(Stored items from a collection)
————
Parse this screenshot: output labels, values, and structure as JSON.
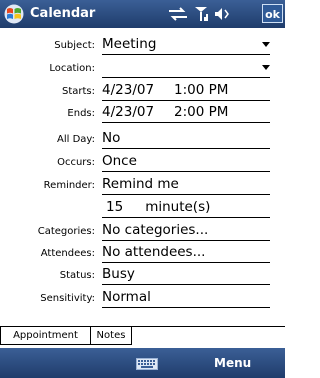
{
  "titlebar": {
    "app_title": "Calendar",
    "ok_label": "ok",
    "icons": [
      "windows-start-icon",
      "connectivity-icon",
      "signal-icon",
      "volume-icon"
    ]
  },
  "form": {
    "subject": {
      "label": "Subject:",
      "value": "Meeting"
    },
    "location": {
      "label": "Location:",
      "value": ""
    },
    "starts": {
      "label": "Starts:",
      "date": "4/23/07",
      "time": "1:00 PM"
    },
    "ends": {
      "label": "Ends:",
      "date": "4/23/07",
      "time": "2:00 PM"
    },
    "all_day": {
      "label": "All Day:",
      "value": "No"
    },
    "occurs": {
      "label": "Occurs:",
      "value": "Once"
    },
    "reminder": {
      "label": "Reminder:",
      "value": "Remind me",
      "amount": "15",
      "unit": "minute(s)"
    },
    "categories": {
      "label": "Categories:",
      "value": "No categories..."
    },
    "attendees": {
      "label": "Attendees:",
      "value": "No attendees..."
    },
    "status": {
      "label": "Status:",
      "value": "Busy"
    },
    "sensitivity": {
      "label": "Sensitivity:",
      "value": "Normal"
    }
  },
  "tabs": [
    {
      "label": "Appointment",
      "active": true
    },
    {
      "label": "Notes",
      "active": false
    }
  ],
  "softbar": {
    "menu_label": "Menu",
    "keyboard_icon": "keyboard-icon"
  },
  "colors": {
    "bar_top": "#3b5f96",
    "bar_bottom": "#1f3c6b"
  }
}
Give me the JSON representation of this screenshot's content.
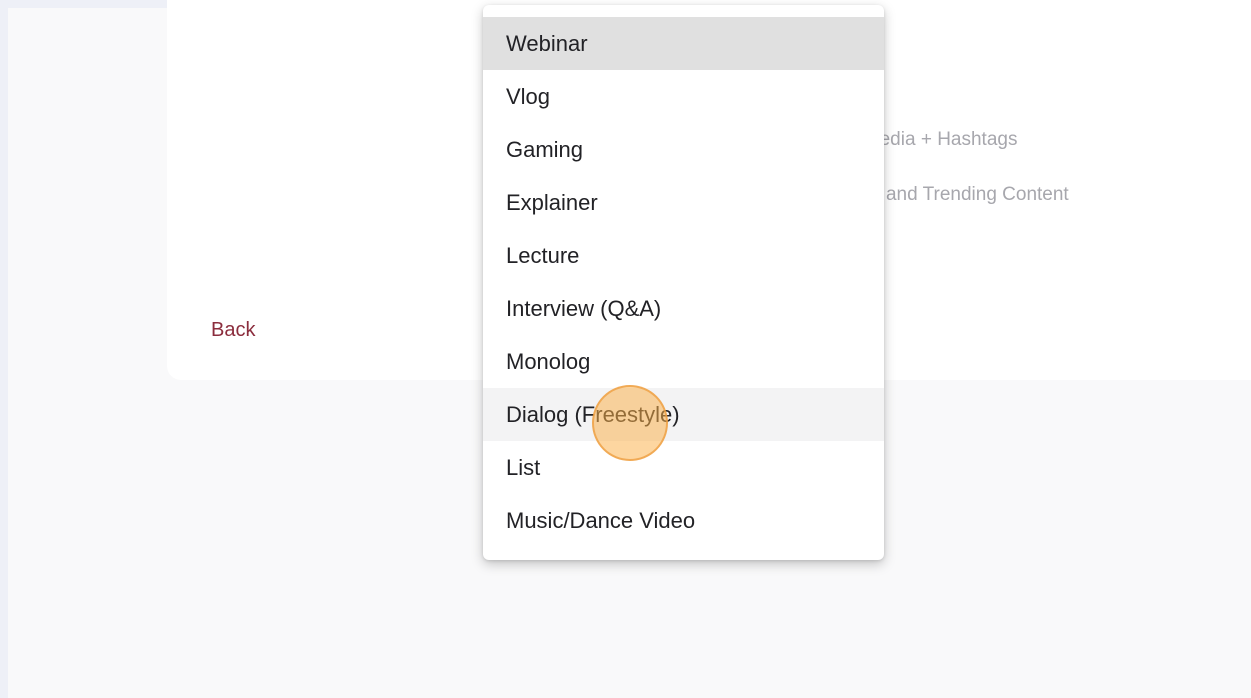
{
  "background": {
    "options": [
      {
        "label": "cial Media + Hashtags"
      },
      {
        "label": "lumes and Trending Content"
      }
    ],
    "back_label": "Back"
  },
  "dropdown": {
    "items": [
      {
        "label": "Webinar",
        "state": "selected"
      },
      {
        "label": "Vlog",
        "state": "normal"
      },
      {
        "label": "Gaming",
        "state": "normal"
      },
      {
        "label": "Explainer",
        "state": "normal"
      },
      {
        "label": "Lecture",
        "state": "normal"
      },
      {
        "label": "Interview (Q&A)",
        "state": "normal"
      },
      {
        "label": "Monolog",
        "state": "normal"
      },
      {
        "label": "Dialog (Freestyle)",
        "state": "hovered"
      },
      {
        "label": "List",
        "state": "normal"
      },
      {
        "label": "Music/Dance Video",
        "state": "normal"
      }
    ]
  },
  "colors": {
    "page_background": "#eef0f7",
    "content_background": "#f9f9fa",
    "card_background": "#ffffff",
    "back_link": "#8b2d3d",
    "selected_item": "#e0e0e0",
    "hovered_item": "#f3f3f4",
    "click_indicator": "#fbb048"
  }
}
————
## Work required
All lines holding the word "JSON" should be picked out and copied.

## Solution for this task
Parse this screenshot: output labels, values, and structure as JSON.
Give me the JSON representation of this screenshot's content.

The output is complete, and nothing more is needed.